(Visual layout records)
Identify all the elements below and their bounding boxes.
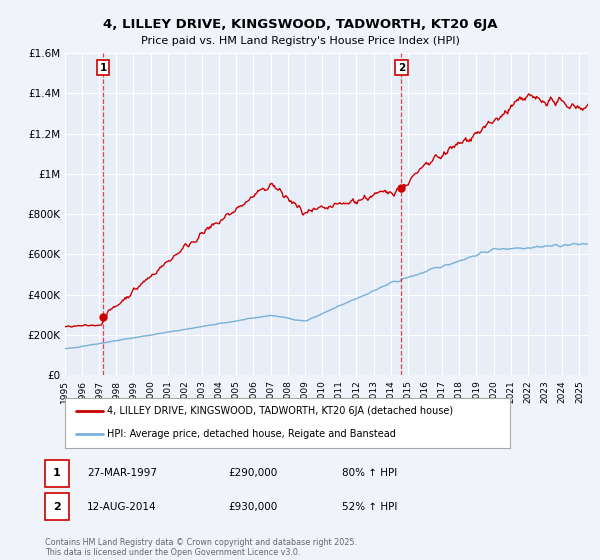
Text: 4, LILLEY DRIVE, KINGSWOOD, TADWORTH, KT20 6JA (detached house): 4, LILLEY DRIVE, KINGSWOOD, TADWORTH, KT… xyxy=(107,406,453,416)
Text: 1: 1 xyxy=(53,468,61,478)
Text: 52% ↑ HPI: 52% ↑ HPI xyxy=(342,502,397,512)
Text: HPI: Average price, detached house, Reigate and Banstead: HPI: Average price, detached house, Reig… xyxy=(107,430,396,440)
Text: 1: 1 xyxy=(100,63,107,73)
Text: 4, LILLEY DRIVE, KINGSWOOD, TADWORTH, KT20 6JA: 4, LILLEY DRIVE, KINGSWOOD, TADWORTH, KT… xyxy=(103,18,497,31)
Text: £290,000: £290,000 xyxy=(228,468,277,478)
Text: 2: 2 xyxy=(53,502,61,512)
Text: £930,000: £930,000 xyxy=(228,502,277,512)
Text: 12-AUG-2014: 12-AUG-2014 xyxy=(87,502,157,512)
Text: 2: 2 xyxy=(398,63,405,73)
Text: Contains HM Land Registry data © Crown copyright and database right 2025.
This d: Contains HM Land Registry data © Crown c… xyxy=(45,538,357,557)
Text: Price paid vs. HM Land Registry's House Price Index (HPI): Price paid vs. HM Land Registry's House … xyxy=(140,36,460,46)
Text: 80% ↑ HPI: 80% ↑ HPI xyxy=(342,468,397,478)
Text: 27-MAR-1997: 27-MAR-1997 xyxy=(87,468,157,478)
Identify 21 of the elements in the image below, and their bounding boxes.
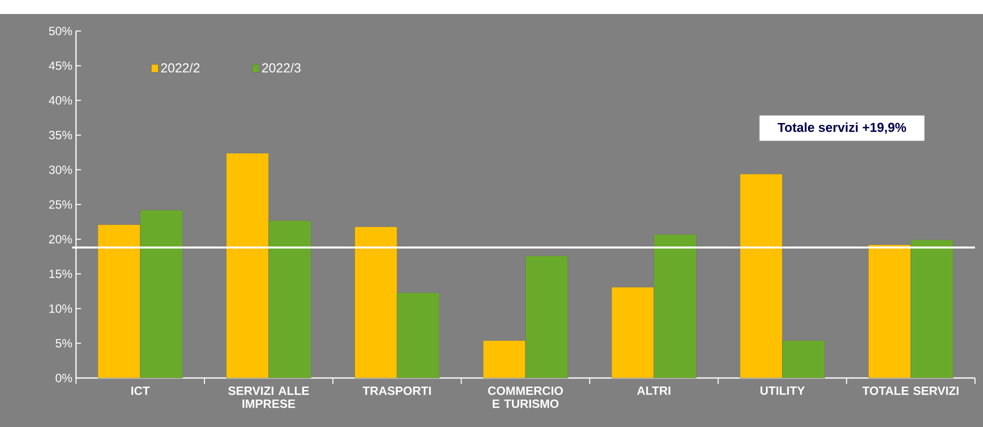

◆ PROBLEM DESCRIPTION
Print the records above line for line, with no changes, and leave out the pictures.

◆ TASK OUTPUT
Identify all the elements below and their bounding boxes.
Text: 4, LILLEY DRIVE, KINGSWOOD, TADWORTH, KT20 6JA (detached house): 4, LILLEY DRIVE, KINGSWOOD, TADWORTH, KT… xyxy=(107,406,453,416)
Text: 1: 1 xyxy=(53,468,61,478)
Text: 52% ↑ HPI: 52% ↑ HPI xyxy=(342,502,397,512)
Text: HPI: Average price, detached house, Reigate and Banstead: HPI: Average price, detached house, Reig… xyxy=(107,430,396,440)
Text: 1: 1 xyxy=(100,63,107,73)
Text: 4, LILLEY DRIVE, KINGSWOOD, TADWORTH, KT20 6JA: 4, LILLEY DRIVE, KINGSWOOD, TADWORTH, KT… xyxy=(103,18,497,31)
Text: £290,000: £290,000 xyxy=(228,468,277,478)
Text: 2: 2 xyxy=(53,502,61,512)
Text: £930,000: £930,000 xyxy=(228,502,277,512)
Text: 12-AUG-2014: 12-AUG-2014 xyxy=(87,502,157,512)
Text: 2: 2 xyxy=(398,63,405,73)
Text: Contains HM Land Registry data © Crown copyright and database right 2025.
This d: Contains HM Land Registry data © Crown c… xyxy=(45,538,357,557)
Text: Price paid vs. HM Land Registry's House Price Index (HPI): Price paid vs. HM Land Registry's House … xyxy=(140,36,460,46)
Text: 80% ↑ HPI: 80% ↑ HPI xyxy=(342,468,397,478)
Text: 27-MAR-1997: 27-MAR-1997 xyxy=(87,468,157,478)
Identify 21 of the elements in the image below, and their bounding boxes.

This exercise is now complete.